# [WHAT THIS TASK INVOLVES]
Can you reproduce verbatim the lines of the records starting at the line that contains "question-15: 15．已知 $F_1$" and ending at the line that contains "question-16-line2: | α", with both of those lines included and nothing else?

# [RECORDS FOR THE TASK]

---------------

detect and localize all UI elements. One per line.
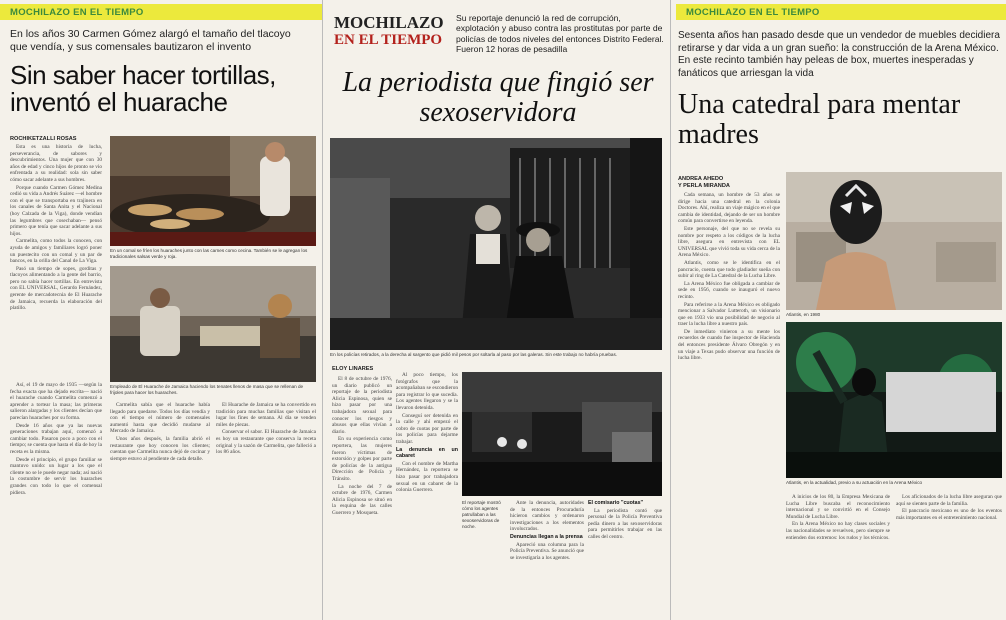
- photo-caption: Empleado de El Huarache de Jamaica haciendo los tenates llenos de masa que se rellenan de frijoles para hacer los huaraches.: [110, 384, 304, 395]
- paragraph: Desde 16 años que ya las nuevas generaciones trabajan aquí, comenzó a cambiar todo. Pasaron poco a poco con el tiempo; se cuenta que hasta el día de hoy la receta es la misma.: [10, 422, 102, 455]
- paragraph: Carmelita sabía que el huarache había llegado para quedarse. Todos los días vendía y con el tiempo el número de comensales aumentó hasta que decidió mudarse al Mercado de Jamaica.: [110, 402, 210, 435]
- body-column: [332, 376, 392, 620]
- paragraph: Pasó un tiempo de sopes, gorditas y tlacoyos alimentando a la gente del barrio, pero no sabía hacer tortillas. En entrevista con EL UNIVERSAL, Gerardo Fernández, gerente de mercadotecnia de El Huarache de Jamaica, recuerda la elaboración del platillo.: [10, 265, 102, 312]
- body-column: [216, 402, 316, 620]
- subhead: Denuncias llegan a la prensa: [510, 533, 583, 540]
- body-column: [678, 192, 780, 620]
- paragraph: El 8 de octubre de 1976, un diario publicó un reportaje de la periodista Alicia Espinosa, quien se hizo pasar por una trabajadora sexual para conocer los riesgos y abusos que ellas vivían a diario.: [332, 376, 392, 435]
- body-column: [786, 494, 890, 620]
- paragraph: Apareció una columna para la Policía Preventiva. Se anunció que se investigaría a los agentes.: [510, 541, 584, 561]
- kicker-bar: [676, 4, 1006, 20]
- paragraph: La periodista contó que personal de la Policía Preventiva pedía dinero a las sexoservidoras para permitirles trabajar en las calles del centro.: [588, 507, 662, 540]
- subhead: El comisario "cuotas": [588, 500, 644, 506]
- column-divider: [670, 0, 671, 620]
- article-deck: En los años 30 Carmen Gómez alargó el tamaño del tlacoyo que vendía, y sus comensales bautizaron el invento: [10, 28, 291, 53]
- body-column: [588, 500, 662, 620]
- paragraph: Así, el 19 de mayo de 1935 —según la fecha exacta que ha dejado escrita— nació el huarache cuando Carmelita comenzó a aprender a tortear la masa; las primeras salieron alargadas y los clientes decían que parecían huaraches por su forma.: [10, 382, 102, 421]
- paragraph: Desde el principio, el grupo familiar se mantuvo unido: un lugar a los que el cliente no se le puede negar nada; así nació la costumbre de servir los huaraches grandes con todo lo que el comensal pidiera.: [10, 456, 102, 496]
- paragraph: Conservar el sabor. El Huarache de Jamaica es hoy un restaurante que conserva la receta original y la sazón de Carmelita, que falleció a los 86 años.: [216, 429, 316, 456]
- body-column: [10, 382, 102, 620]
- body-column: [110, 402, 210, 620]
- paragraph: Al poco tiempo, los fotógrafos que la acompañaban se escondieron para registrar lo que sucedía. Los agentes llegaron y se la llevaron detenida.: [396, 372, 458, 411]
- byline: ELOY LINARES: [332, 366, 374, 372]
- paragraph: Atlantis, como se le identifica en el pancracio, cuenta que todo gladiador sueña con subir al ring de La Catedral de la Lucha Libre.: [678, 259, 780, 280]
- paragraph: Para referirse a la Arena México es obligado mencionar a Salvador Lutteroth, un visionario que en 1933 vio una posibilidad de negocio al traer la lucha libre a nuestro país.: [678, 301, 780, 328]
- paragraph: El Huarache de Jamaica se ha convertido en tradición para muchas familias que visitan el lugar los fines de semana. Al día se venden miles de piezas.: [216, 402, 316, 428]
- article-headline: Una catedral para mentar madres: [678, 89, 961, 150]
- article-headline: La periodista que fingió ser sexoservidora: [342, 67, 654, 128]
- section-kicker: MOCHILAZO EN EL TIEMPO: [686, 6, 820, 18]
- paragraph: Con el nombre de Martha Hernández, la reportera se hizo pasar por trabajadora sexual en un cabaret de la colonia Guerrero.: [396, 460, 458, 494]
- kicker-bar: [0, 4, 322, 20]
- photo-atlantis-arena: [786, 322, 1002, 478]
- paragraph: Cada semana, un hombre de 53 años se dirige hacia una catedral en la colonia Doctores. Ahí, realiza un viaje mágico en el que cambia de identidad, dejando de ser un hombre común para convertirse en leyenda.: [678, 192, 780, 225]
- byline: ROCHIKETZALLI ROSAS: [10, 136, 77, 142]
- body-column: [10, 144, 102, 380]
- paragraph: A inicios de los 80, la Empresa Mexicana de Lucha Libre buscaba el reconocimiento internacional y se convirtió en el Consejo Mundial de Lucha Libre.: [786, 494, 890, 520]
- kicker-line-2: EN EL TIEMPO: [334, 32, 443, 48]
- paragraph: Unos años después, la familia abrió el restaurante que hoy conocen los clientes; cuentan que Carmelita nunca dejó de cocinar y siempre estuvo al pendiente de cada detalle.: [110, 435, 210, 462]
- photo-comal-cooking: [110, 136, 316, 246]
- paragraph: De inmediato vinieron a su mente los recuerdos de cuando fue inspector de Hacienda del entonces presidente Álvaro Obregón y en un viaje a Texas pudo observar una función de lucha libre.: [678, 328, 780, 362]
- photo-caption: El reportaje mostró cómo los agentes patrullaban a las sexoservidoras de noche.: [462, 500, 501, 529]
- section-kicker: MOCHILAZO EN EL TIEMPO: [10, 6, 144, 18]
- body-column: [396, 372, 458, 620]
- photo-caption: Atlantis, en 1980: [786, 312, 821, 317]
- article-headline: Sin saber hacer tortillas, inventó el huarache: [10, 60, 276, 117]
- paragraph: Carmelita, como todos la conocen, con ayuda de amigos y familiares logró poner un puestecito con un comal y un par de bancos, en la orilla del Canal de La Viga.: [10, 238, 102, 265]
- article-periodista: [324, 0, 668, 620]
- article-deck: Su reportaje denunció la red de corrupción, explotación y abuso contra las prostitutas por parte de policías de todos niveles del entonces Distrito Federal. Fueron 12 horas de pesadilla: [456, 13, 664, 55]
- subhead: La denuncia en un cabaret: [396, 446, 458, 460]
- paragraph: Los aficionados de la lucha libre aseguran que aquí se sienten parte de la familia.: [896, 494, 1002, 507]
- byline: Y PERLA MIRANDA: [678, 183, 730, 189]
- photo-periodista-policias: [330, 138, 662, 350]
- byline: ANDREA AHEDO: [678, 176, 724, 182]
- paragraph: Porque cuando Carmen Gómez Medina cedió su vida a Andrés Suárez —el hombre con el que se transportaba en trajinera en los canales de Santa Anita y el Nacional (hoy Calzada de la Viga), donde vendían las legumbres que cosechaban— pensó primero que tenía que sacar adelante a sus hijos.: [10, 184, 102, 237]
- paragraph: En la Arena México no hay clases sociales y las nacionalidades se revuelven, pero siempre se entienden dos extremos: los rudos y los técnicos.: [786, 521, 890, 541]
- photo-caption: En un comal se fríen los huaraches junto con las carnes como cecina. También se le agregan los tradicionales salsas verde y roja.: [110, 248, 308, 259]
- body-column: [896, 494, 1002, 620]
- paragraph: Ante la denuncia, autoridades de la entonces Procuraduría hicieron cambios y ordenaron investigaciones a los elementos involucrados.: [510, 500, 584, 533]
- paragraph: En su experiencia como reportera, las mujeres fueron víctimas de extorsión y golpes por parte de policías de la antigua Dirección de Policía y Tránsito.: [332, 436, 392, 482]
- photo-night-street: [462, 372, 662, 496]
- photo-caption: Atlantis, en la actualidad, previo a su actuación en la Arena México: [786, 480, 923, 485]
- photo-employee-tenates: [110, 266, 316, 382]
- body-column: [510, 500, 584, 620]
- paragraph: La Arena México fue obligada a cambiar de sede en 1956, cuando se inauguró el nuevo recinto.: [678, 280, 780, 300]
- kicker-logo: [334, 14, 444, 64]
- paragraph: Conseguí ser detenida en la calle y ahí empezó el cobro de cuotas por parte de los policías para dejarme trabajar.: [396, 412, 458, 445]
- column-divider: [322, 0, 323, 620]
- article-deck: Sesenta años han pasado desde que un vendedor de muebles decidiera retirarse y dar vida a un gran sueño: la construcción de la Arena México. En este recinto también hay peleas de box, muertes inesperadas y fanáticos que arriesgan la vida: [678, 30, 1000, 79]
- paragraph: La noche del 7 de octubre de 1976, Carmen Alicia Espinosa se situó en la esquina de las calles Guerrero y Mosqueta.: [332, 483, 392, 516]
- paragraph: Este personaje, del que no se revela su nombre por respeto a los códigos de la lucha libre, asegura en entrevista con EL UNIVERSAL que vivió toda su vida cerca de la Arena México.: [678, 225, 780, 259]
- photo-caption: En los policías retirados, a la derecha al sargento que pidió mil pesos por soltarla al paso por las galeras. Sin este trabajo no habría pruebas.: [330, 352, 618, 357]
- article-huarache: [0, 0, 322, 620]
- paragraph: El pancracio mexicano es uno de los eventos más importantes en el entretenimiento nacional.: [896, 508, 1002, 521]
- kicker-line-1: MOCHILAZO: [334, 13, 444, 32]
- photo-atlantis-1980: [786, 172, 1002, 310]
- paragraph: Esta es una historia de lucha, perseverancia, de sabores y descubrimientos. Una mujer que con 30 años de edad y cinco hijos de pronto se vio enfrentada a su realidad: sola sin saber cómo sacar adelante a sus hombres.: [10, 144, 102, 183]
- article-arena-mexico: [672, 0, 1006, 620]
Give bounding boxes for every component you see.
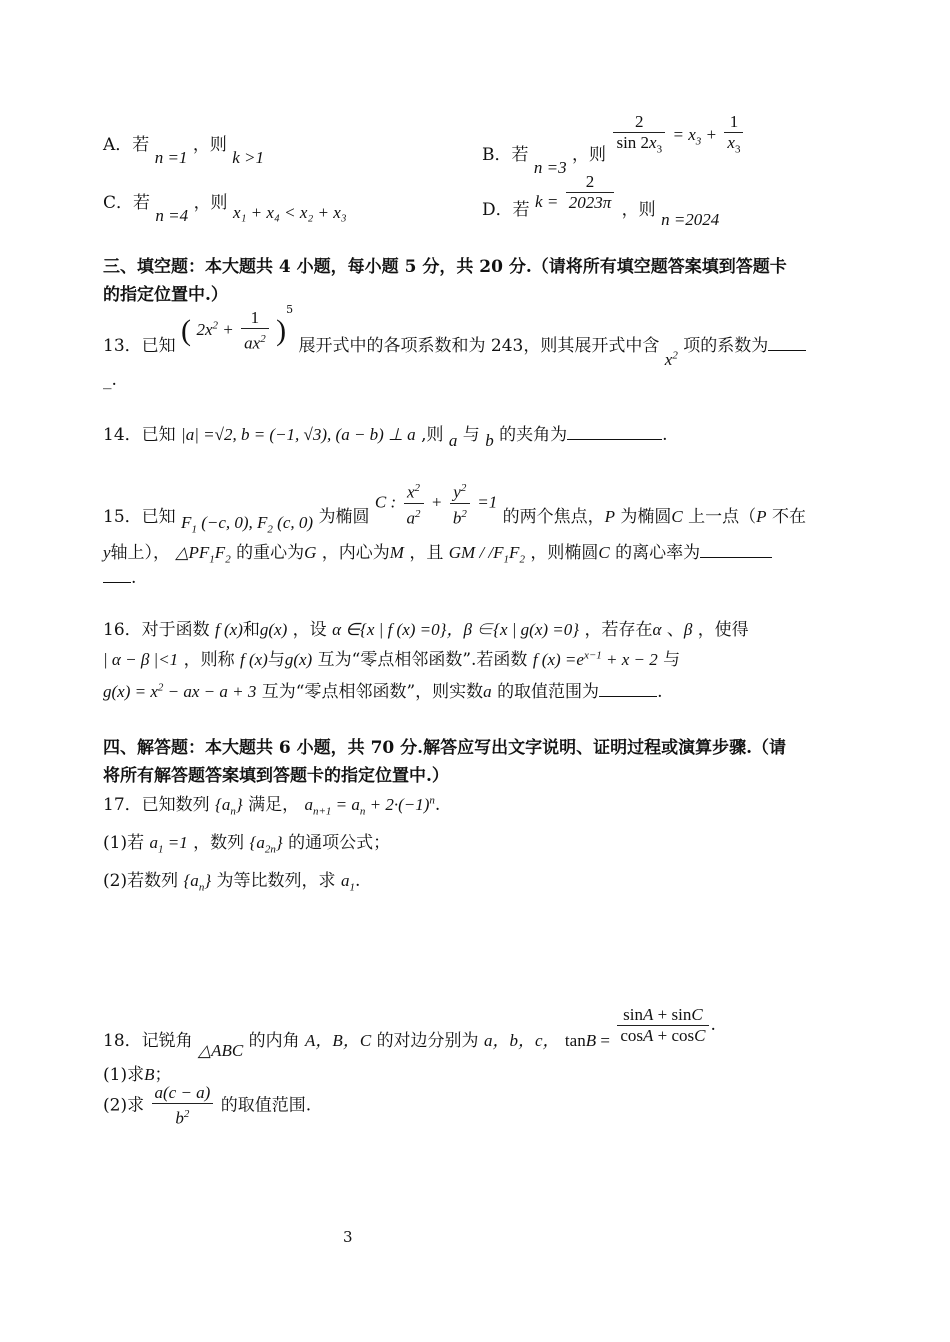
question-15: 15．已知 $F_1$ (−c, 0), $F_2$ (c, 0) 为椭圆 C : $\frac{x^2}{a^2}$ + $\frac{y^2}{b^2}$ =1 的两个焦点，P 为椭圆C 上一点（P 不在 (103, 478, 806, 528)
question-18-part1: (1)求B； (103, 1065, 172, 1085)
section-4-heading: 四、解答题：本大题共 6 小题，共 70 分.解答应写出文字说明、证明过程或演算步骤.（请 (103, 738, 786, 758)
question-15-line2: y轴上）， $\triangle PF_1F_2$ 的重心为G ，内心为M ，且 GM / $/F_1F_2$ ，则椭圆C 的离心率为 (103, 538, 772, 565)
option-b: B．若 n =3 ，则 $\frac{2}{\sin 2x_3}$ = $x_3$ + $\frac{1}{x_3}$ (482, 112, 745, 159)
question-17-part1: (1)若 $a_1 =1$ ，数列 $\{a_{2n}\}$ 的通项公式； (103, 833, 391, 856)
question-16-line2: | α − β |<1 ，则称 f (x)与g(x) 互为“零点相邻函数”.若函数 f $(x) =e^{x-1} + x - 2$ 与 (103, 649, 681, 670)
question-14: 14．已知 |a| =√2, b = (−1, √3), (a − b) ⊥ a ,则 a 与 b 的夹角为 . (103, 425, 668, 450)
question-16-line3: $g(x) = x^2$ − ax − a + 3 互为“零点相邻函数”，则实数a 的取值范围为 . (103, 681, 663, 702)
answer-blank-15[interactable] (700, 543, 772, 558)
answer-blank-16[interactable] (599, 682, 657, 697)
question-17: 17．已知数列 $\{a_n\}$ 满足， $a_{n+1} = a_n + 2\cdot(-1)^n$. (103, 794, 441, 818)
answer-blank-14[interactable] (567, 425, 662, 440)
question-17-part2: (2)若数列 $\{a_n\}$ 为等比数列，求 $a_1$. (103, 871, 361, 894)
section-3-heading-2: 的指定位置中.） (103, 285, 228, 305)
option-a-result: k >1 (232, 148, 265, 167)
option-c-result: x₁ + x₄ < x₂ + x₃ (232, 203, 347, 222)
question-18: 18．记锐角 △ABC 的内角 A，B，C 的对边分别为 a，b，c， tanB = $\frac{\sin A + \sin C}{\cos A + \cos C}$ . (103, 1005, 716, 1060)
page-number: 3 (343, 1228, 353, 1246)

---------------

# [RESPONSE TO THIS TASK]
question-15: 15．已知 $F_1$ (−c, 0), $F_2$ (c, 0) 为椭圆 C : $\frac{x^2}{a^2}$ + $\frac{y^2}{b^2}$ =1 的两个焦点，P 为椭圆C 上一点（P 不在 (103, 478, 806, 528)
question-18-part1: (1)求B； (103, 1065, 172, 1085)
section-4-heading: 四、解答题：本大题共 6 小题，共 70 分.解答应写出文字说明、证明过程或演算步骤.（请 (103, 738, 786, 758)
question-15-line2: y轴上）， $\triangle PF_1F_2$ 的重心为G ，内心为M ，且 GM / $/F_1F_2$ ，则椭圆C 的离心率为 (103, 538, 772, 565)
option-b: B．若 n =3 ，则 $\frac{2}{\sin 2x_3}$ = $x_3$ + $\frac{1}{x_3}$ (482, 112, 745, 159)
question-17-part1: (1)若 $a_1 =1$ ，数列 $\{a_{2n}\}$ 的通项公式； (103, 833, 391, 856)
question-16-line2: | α − β |<1 ，则称 f (x)与g(x) 互为“零点相邻函数”.若函数 f $(x) =e^{x-1} + x - 2$ 与 (103, 649, 681, 670)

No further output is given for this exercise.